Written request :: Each line containing the word "Пусть" must be reported.
>> START Material provided
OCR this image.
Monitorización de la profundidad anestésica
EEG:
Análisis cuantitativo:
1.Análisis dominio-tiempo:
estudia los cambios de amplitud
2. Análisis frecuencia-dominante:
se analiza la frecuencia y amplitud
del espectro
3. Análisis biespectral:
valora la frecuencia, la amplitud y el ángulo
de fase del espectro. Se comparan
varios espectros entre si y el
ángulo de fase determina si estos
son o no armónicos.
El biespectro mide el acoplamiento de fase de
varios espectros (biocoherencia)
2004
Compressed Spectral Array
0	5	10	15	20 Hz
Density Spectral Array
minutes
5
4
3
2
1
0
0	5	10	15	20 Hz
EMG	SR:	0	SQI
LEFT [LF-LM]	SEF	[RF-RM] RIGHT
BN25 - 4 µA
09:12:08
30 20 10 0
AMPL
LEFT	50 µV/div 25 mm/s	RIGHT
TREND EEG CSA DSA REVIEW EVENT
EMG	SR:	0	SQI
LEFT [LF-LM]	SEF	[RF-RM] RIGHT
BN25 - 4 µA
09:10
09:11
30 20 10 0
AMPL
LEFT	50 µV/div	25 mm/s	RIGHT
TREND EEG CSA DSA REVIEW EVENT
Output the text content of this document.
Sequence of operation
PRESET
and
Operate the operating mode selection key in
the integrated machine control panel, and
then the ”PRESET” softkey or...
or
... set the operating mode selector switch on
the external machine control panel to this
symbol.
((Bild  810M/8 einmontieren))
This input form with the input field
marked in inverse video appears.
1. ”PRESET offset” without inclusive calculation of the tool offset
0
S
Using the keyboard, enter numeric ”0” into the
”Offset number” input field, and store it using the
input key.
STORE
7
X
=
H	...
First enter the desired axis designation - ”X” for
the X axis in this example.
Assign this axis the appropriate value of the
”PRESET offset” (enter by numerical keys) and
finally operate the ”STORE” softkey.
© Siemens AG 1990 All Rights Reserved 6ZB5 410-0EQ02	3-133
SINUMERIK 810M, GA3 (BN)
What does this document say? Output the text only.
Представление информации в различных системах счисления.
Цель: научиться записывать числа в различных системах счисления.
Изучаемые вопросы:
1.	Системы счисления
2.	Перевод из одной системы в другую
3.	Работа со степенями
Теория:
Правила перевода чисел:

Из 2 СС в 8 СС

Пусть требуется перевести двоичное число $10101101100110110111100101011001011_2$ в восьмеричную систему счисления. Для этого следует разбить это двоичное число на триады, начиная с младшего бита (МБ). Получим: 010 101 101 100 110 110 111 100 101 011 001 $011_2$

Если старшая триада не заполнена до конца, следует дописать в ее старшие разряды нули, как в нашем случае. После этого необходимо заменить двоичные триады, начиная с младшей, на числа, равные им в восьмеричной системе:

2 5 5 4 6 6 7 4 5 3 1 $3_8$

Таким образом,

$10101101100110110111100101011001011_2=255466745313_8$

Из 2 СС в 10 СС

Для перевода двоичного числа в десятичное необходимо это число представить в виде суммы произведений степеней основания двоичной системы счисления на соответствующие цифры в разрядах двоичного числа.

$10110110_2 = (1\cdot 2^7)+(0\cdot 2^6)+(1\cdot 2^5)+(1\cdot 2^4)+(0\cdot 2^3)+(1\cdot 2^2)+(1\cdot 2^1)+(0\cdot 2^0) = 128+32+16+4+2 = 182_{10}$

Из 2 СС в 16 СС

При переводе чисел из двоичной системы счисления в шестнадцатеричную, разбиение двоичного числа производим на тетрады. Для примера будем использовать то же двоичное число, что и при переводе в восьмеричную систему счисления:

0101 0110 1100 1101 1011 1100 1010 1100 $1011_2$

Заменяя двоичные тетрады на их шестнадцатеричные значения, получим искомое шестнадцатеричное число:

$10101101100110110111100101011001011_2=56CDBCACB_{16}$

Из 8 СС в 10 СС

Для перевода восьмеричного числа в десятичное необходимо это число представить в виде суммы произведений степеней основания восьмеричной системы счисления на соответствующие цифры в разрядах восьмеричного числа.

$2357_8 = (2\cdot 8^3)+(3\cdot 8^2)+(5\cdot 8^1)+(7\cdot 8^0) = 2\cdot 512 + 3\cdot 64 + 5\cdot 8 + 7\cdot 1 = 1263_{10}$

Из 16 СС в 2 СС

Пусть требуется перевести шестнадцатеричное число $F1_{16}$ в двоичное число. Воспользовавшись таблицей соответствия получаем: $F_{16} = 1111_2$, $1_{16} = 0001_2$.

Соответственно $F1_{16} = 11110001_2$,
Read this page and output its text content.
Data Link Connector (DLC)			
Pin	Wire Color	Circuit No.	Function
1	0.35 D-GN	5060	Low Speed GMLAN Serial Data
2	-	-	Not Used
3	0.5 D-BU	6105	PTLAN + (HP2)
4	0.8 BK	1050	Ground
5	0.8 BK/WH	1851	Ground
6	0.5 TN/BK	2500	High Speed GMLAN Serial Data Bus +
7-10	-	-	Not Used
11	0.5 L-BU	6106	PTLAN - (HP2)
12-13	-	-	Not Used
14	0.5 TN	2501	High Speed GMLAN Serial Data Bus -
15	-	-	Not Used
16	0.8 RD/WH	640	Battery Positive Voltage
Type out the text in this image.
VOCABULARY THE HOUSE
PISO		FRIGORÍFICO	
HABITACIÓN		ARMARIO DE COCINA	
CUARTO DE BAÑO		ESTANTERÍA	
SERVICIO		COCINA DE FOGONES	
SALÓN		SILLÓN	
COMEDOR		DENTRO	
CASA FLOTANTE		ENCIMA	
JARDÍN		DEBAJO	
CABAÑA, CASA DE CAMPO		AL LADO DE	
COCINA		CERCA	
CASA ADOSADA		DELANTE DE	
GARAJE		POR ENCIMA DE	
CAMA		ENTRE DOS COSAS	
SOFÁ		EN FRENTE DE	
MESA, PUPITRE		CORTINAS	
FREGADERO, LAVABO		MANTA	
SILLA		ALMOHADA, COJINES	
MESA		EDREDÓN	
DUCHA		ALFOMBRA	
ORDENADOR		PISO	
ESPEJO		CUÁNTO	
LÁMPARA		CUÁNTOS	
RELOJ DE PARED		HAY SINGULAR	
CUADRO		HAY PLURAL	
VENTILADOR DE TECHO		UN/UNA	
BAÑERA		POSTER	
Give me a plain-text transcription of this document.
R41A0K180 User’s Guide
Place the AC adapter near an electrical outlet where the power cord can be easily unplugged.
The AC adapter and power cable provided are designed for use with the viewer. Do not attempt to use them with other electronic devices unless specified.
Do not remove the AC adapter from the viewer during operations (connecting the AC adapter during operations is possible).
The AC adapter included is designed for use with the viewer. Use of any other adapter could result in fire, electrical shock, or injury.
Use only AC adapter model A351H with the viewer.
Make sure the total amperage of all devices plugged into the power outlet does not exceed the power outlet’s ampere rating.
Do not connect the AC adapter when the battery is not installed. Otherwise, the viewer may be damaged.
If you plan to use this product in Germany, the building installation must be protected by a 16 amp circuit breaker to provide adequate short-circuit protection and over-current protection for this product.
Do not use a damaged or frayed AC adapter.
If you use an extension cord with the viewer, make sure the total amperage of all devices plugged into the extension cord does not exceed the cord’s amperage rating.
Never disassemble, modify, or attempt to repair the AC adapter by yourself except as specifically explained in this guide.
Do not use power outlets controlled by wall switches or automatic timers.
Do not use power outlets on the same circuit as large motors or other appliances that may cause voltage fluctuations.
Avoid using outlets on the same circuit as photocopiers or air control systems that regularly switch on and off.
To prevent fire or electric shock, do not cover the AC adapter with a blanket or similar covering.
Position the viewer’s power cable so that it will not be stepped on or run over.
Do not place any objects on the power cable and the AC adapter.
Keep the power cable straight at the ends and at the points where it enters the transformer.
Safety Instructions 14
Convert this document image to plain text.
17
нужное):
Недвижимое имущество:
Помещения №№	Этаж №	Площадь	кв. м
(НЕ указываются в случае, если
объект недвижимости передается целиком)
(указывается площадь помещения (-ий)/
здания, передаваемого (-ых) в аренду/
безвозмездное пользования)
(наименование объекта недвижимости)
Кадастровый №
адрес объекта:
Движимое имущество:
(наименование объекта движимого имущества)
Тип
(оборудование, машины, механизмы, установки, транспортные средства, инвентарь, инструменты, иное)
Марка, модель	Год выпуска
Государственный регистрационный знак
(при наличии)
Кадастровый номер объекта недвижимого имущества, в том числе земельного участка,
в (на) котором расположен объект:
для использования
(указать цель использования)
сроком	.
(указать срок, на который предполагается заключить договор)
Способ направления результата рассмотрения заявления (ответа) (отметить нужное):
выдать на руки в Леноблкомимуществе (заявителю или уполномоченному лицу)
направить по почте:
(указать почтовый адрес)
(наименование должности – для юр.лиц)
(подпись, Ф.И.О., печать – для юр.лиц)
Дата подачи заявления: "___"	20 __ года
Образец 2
>> END Material provided
Solution ::
Пусть требуется перевести двоичное число $10101101100110110111100101011001011_2$ в восьмеричную систему счисления. Для этого следует разбить это двоичное число на триады, начиная с младшего бита (МБ). Получим: 010 101 101 100 110 110 111 100 101 011 001 $011_2$
Пусть требуется перевести шестнадцатеричное число $F1_{16}$ в двоичное число. Воспользовавшись таблицей соответствия получаем: $F_{16} = 1111_2$, $1_{16} = 0001_2$.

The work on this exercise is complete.